Stated exercise - Pick out each line below containing "Send".
>>
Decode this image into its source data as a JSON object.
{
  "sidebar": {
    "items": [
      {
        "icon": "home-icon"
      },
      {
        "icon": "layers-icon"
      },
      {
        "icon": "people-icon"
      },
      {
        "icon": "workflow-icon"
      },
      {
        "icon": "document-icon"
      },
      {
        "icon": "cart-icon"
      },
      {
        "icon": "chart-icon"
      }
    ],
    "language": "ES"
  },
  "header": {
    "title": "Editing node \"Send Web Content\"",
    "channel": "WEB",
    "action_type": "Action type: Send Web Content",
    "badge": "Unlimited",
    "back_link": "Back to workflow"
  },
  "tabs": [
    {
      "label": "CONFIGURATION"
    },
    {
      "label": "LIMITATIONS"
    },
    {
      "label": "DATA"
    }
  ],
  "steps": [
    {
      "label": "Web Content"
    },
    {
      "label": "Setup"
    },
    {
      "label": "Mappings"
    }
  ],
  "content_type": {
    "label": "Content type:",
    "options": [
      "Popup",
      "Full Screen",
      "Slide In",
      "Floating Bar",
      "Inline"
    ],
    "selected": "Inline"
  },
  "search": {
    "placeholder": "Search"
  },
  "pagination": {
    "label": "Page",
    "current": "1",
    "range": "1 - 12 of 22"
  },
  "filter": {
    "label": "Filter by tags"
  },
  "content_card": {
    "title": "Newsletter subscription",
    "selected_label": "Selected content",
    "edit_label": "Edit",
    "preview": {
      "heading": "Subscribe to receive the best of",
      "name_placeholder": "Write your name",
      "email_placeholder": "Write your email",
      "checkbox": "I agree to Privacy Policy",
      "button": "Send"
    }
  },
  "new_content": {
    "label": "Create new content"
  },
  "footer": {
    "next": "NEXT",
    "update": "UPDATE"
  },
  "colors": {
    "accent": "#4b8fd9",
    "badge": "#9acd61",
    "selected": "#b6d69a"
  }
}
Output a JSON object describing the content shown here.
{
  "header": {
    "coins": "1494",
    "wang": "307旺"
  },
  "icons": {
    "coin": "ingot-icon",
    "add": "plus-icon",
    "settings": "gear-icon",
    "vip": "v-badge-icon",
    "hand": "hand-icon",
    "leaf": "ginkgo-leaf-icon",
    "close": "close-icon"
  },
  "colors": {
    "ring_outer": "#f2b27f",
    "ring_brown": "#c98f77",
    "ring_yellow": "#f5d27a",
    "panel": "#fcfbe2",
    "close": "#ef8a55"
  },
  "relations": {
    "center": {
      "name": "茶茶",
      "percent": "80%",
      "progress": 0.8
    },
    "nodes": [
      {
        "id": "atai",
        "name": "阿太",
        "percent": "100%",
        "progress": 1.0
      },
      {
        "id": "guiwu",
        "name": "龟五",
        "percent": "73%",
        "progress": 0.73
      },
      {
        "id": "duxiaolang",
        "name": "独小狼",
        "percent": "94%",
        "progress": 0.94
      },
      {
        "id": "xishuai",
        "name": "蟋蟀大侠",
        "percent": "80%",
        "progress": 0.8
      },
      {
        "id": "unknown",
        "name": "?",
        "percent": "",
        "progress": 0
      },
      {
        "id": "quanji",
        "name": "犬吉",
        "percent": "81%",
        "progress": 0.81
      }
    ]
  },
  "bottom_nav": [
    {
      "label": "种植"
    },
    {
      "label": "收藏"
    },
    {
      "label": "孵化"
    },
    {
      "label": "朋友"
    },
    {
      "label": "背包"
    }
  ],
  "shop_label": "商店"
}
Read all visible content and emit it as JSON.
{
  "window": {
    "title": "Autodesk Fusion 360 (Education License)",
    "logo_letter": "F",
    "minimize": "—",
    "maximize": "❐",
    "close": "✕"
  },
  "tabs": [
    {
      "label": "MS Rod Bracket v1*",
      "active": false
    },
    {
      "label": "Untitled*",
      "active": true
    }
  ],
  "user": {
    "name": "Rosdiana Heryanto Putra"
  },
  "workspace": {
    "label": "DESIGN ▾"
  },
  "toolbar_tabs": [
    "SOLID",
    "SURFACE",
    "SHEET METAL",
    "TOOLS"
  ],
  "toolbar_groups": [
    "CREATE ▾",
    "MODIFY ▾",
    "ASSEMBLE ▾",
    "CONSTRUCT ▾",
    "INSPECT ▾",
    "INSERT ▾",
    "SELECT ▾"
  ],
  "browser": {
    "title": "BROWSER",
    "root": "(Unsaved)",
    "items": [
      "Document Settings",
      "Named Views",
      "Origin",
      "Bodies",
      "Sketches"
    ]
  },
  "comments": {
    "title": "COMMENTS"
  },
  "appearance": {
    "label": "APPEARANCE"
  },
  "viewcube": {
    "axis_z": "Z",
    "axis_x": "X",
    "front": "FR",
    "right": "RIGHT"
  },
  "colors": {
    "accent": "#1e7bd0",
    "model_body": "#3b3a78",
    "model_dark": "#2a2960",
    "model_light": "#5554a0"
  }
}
<<
Correct response -
    "title": "Editing node \"Send Web Content\"",
    "action_type": "Action type: Send Web Content",
      "button": "Send"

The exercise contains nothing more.